Request
Transcribe every entry word for word, but skip the images.

[Records that describe figures]
------------------------------------------------

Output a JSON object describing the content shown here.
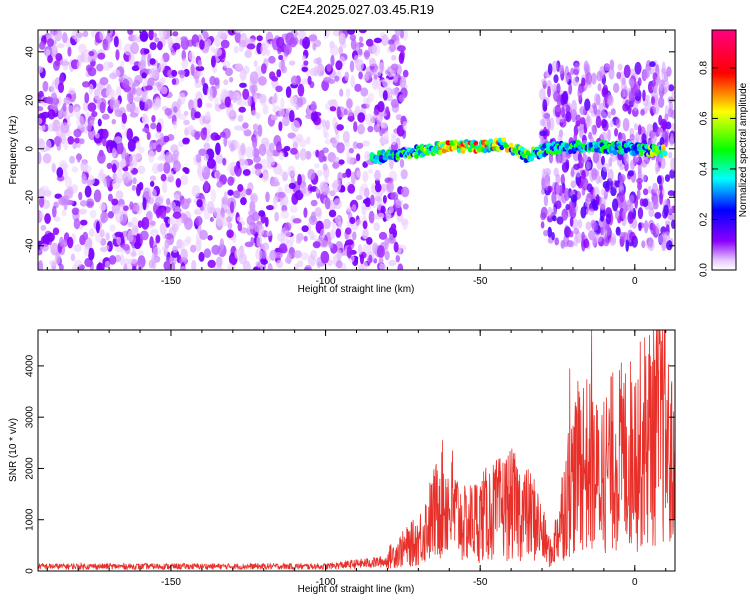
{
  "figure_title": "C2E4.2025.027.03.45.R19",
  "chart_data": [
    {
      "type": "heatmap",
      "title": "",
      "xlabel": "Height of straight line (km)",
      "ylabel": "Frequency (Hz)",
      "xlim": [
        -193,
        13
      ],
      "ylim": [
        -50,
        49
      ],
      "x_ticks": [
        -150,
        -100,
        -50,
        0
      ],
      "y_ticks": [
        -40,
        -20,
        0,
        20,
        40
      ],
      "colorbar": {
        "label": "Normalized spectral amplitude",
        "range": [
          0,
          0.95
        ],
        "ticks": [
          0.0,
          0.2,
          0.4,
          0.6,
          0.8
        ],
        "colormap": [
          "#ffffff",
          "#8b00ff",
          "#0000ff",
          "#00ffff",
          "#00ff00",
          "#ffff00",
          "#ff0000",
          "#ff0080"
        ]
      },
      "noise_region": {
        "x_range": [
          -193,
          -74
        ],
        "freq_range": [
          -50,
          49
        ],
        "typical_amplitude": 0.1
      },
      "signal_band": {
        "description_points": [
          {
            "x": -85,
            "freq": -4,
            "amp": 0.45
          },
          {
            "x": -75,
            "freq": -2,
            "amp": 0.55
          },
          {
            "x": -65,
            "freq": 0,
            "amp": 0.7
          },
          {
            "x": -58,
            "freq": 1,
            "amp": 0.9
          },
          {
            "x": -50,
            "freq": 1,
            "amp": 0.85
          },
          {
            "x": -42,
            "freq": 2,
            "amp": 0.7
          },
          {
            "x": -35,
            "freq": -3,
            "amp": 0.6
          },
          {
            "x": -28,
            "freq": 0,
            "amp": 0.5
          },
          {
            "x": -15,
            "freq": 1,
            "amp": 0.5
          },
          {
            "x": 0,
            "freq": 0,
            "amp": 0.5
          },
          {
            "x": 10,
            "freq": -1,
            "amp": 0.75
          }
        ]
      }
    },
    {
      "type": "line",
      "title": "",
      "xlabel": "Height of straight line (km)",
      "ylabel": "SNR (10 * v/v)",
      "xlim": [
        -193,
        13
      ],
      "ylim": [
        0,
        4700
      ],
      "x_ticks": [
        -150,
        -100,
        -50,
        0
      ],
      "y_ticks": [
        0,
        1000,
        2000,
        3000,
        4000
      ],
      "series_color": "#e8302a",
      "envelope": [
        {
          "x": -193,
          "y": 120
        },
        {
          "x": -100,
          "y": 120
        },
        {
          "x": -80,
          "y": 250
        },
        {
          "x": -70,
          "y": 600
        },
        {
          "x": -62,
          "y": 1400
        },
        {
          "x": -55,
          "y": 900
        },
        {
          "x": -48,
          "y": 1100
        },
        {
          "x": -40,
          "y": 1300
        },
        {
          "x": -32,
          "y": 1000
        },
        {
          "x": -27,
          "y": 300
        },
        {
          "x": -22,
          "y": 1500
        },
        {
          "x": -17,
          "y": 2200
        },
        {
          "x": -12,
          "y": 1800
        },
        {
          "x": -6,
          "y": 2200
        },
        {
          "x": 0,
          "y": 2300
        },
        {
          "x": 5,
          "y": 2700
        },
        {
          "x": 9,
          "y": 3000
        },
        {
          "x": 13,
          "y": 1600
        }
      ],
      "peaks": [
        {
          "x": -63,
          "y": 1800
        },
        {
          "x": -59,
          "y": 2350
        },
        {
          "x": -47,
          "y": 1900
        },
        {
          "x": -42,
          "y": 2100
        },
        {
          "x": -21,
          "y": 3950
        },
        {
          "x": -18,
          "y": 3500
        },
        {
          "x": -14,
          "y": 4700
        },
        {
          "x": -10,
          "y": 3300
        },
        {
          "x": 0,
          "y": 3600
        },
        {
          "x": 9,
          "y": 4700
        },
        {
          "x": 12,
          "y": 3700
        }
      ]
    }
  ]
}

------------------------------------------------

Solution to this exercise
Output a JSON object describing the content shown here.
{
  "figure_title": "C2E4.2025.027.03.45.R19",
  "chart_data": [
    {
      "type": "heatmap",
      "title": "",
      "xlabel": "Height of straight line (km)",
      "ylabel": "Frequency (Hz)",
      "xlim": [
        -193,
        13
      ],
      "ylim": [
        -50,
        49
      ],
      "x_ticks": [
        -150,
        -100,
        -50,
        0
      ],
      "y_ticks": [
        -40,
        -20,
        0,
        20,
        40
      ],
      "colorbar": {
        "label": "Normalized spectral amplitude",
        "range": [
          0,
          0.95
        ],
        "ticks": [
          0.0,
          0.2,
          0.4,
          0.6,
          0.8
        ],
        "colormap": [
          "#ffffff",
          "#8b00ff",
          "#0000ff",
          "#00ffff",
          "#00ff00",
          "#ffff00",
          "#ff0000",
          "#ff0080"
        ]
      },
      "noise_region": {
        "x_range": [
          -193,
          -74
        ],
        "freq_range": [
          -50,
          49
        ],
        "typical_amplitude": 0.1
      },
      "signal_band": {
        "description_points": [
          {
            "x": -85,
            "freq": -4,
            "amp": 0.45
          },
          {
            "x": -75,
            "freq": -2,
            "amp": 0.55
          },
          {
            "x": -65,
            "freq": 0,
            "amp": 0.7
          },
          {
            "x": -58,
            "freq": 1,
            "amp": 0.9
          },
          {
            "x": -50,
            "freq": 1,
            "amp": 0.85
          },
          {
            "x": -42,
            "freq": 2,
            "amp": 0.7
          },
          {
            "x": -35,
            "freq": -3,
            "amp": 0.6
          },
          {
            "x": -28,
            "freq": 0,
            "amp": 0.5
          },
          {
            "x": -15,
            "freq": 1,
            "amp": 0.5
          },
          {
            "x": 0,
            "freq": 0,
            "amp": 0.5
          },
          {
            "x": 10,
            "freq": -1,
            "amp": 0.75
          }
        ]
      }
    },
    {
      "type": "line",
      "title": "",
      "xlabel": "Height of straight line (km)",
      "ylabel": "SNR (10 * v/v)",
      "xlim": [
        -193,
        13
      ],
      "ylim": [
        0,
        4700
      ],
      "x_ticks": [
        -150,
        -100,
        -50,
        0
      ],
      "y_ticks": [
        0,
        1000,
        2000,
        3000,
        4000
      ],
      "series_color": "#e8302a",
      "envelope": [
        {
          "x": -193,
          "y": 120
        },
        {
          "x": -100,
          "y": 120
        },
        {
          "x": -80,
          "y": 250
        },
        {
          "x": -70,
          "y": 600
        },
        {
          "x": -62,
          "y": 1400
        },
        {
          "x": -55,
          "y": 900
        },
        {
          "x": -48,
          "y": 1100
        },
        {
          "x": -40,
          "y": 1300
        },
        {
          "x": -32,
          "y": 1000
        },
        {
          "x": -27,
          "y": 300
        },
        {
          "x": -22,
          "y": 1500
        },
        {
          "x": -17,
          "y": 2200
        },
        {
          "x": -12,
          "y": 1800
        },
        {
          "x": -6,
          "y": 2200
        },
        {
          "x": 0,
          "y": 2300
        },
        {
          "x": 5,
          "y": 2700
        },
        {
          "x": 9,
          "y": 3000
        },
        {
          "x": 13,
          "y": 1600
        }
      ],
      "peaks": [
        {
          "x": -63,
          "y": 1800
        },
        {
          "x": -59,
          "y": 2350
        },
        {
          "x": -47,
          "y": 1900
        },
        {
          "x": -42,
          "y": 2100
        },
        {
          "x": -21,
          "y": 3950
        },
        {
          "x": -18,
          "y": 3500
        },
        {
          "x": -14,
          "y": 4700
        },
        {
          "x": -10,
          "y": 3300
        },
        {
          "x": 0,
          "y": 3600
        },
        {
          "x": 9,
          "y": 4700
        },
        {
          "x": 12,
          "y": 3700
        }
      ]
    }
  ]
}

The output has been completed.